Material shown:
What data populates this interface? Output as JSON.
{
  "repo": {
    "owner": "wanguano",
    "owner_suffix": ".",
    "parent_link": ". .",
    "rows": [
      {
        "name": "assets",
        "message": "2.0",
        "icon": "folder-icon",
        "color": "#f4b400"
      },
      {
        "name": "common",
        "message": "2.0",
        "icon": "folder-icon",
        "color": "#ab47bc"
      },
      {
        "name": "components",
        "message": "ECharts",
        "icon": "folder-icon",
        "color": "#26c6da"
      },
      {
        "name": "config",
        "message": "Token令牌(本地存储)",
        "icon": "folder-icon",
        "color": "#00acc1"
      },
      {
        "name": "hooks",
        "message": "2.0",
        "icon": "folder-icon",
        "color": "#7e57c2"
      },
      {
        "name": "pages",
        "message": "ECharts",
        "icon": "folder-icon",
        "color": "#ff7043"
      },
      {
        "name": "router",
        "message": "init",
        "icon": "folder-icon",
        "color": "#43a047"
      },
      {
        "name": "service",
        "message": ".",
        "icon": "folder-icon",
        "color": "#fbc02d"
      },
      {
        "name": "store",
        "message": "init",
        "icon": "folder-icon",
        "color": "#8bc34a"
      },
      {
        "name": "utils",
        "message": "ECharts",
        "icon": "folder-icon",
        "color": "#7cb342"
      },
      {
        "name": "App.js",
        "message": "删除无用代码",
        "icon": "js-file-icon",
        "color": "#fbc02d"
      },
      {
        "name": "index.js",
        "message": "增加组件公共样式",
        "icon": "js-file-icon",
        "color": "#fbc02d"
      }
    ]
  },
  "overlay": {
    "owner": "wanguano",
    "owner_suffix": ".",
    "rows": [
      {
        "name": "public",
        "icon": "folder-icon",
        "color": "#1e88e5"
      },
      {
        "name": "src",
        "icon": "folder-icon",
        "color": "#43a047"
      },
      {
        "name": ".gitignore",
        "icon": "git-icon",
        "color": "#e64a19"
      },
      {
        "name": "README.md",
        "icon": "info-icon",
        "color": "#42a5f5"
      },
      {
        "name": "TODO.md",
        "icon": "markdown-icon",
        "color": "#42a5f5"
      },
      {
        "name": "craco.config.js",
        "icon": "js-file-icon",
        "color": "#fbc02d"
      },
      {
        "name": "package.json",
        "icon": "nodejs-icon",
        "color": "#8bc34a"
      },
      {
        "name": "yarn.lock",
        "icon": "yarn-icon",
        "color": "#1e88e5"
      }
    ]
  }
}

Task prompt:
All of the lines above must be returned exactly.

Task result:
What data populates this interface? Output as JSON.
{
  "repo": {
    "owner": "wanguano",
    "owner_suffix": ".",
    "parent_link": ". .",
    "rows": [
      {
        "name": "assets",
        "message": "2.0",
        "icon": "folder-icon",
        "color": "#f4b400"
      },
      {
        "name": "common",
        "message": "2.0",
        "icon": "folder-icon",
        "color": "#ab47bc"
      },
      {
        "name": "components",
        "message": "ECharts",
        "icon": "folder-icon",
        "color": "#26c6da"
      },
      {
        "name": "config",
        "message": "Token令牌(本地存储)",
        "icon": "folder-icon",
        "color": "#00acc1"
      },
      {
        "name": "hooks",
        "message": "2.0",
        "icon": "folder-icon",
        "color": "#7e57c2"
      },
      {
        "name": "pages",
        "message": "ECharts",
        "icon": "folder-icon",
        "color": "#ff7043"
      },
      {
        "name": "router",
        "message": "init",
        "icon": "folder-icon",
        "color": "#43a047"
      },
      {
        "name": "service",
        "message": ".",
        "icon": "folder-icon",
        "color": "#fbc02d"
      },
      {
        "name": "store",
        "message": "init",
        "icon": "folder-icon",
        "color": "#8bc34a"
      },
      {
        "name": "utils",
        "message": "ECharts",
        "icon": "folder-icon",
        "color": "#7cb342"
      },
      {
        "name": "App.js",
        "message": "删除无用代码",
        "icon": "js-file-icon",
        "color": "#fbc02d"
      },
      {
        "name": "index.js",
        "message": "增加组件公共样式",
        "icon": "js-file-icon",
        "color": "#fbc02d"
      }
    ]
  },
  "overlay": {
    "owner": "wanguano",
    "owner_suffix": ".",
    "rows": [
      {
        "name": "public",
        "icon": "folder-icon",
        "color": "#1e88e5"
      },
      {
        "name": "src",
        "icon": "folder-icon",
        "color": "#43a047"
      },
      {
        "name": ".gitignore",
        "icon": "git-icon",
        "color": "#e64a19"
      },
      {
        "name": "README.md",
        "icon": "info-icon",
        "color": "#42a5f5"
      },
      {
        "name": "TODO.md",
        "icon": "markdown-icon",
        "color": "#42a5f5"
      },
      {
        "name": "craco.config.js",
        "icon": "js-file-icon",
        "color": "#fbc02d"
      },
      {
        "name": "package.json",
        "icon": "nodejs-icon",
        "color": "#8bc34a"
      },
      {
        "name": "yarn.lock",
        "icon": "yarn-icon",
        "color": "#1e88e5"
      }
    ]
  }
}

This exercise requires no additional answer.